Data extracted from a collection

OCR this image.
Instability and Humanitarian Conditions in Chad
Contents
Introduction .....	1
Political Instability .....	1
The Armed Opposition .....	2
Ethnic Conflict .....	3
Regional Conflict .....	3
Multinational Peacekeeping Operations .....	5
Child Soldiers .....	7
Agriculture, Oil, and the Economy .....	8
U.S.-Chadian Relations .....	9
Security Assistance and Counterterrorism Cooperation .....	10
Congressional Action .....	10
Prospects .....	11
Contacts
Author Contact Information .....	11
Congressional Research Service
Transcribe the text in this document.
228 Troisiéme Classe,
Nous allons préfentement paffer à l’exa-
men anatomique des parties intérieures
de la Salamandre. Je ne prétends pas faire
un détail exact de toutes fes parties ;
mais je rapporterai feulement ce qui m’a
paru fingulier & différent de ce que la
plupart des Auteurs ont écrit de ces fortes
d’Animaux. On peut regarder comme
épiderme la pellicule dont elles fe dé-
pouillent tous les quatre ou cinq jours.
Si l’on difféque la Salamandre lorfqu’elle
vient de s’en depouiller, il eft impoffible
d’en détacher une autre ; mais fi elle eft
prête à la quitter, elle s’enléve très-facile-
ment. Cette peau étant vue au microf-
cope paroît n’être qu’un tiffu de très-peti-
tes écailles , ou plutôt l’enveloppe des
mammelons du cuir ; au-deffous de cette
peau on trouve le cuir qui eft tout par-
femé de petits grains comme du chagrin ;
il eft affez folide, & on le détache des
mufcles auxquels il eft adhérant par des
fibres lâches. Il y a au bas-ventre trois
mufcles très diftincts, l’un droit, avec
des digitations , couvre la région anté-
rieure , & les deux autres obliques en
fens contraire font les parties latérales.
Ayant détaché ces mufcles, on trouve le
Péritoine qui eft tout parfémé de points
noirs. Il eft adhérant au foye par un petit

> Task description
State how many lines of the records above contain the word "Salamandre", giving only that number.

> In response
2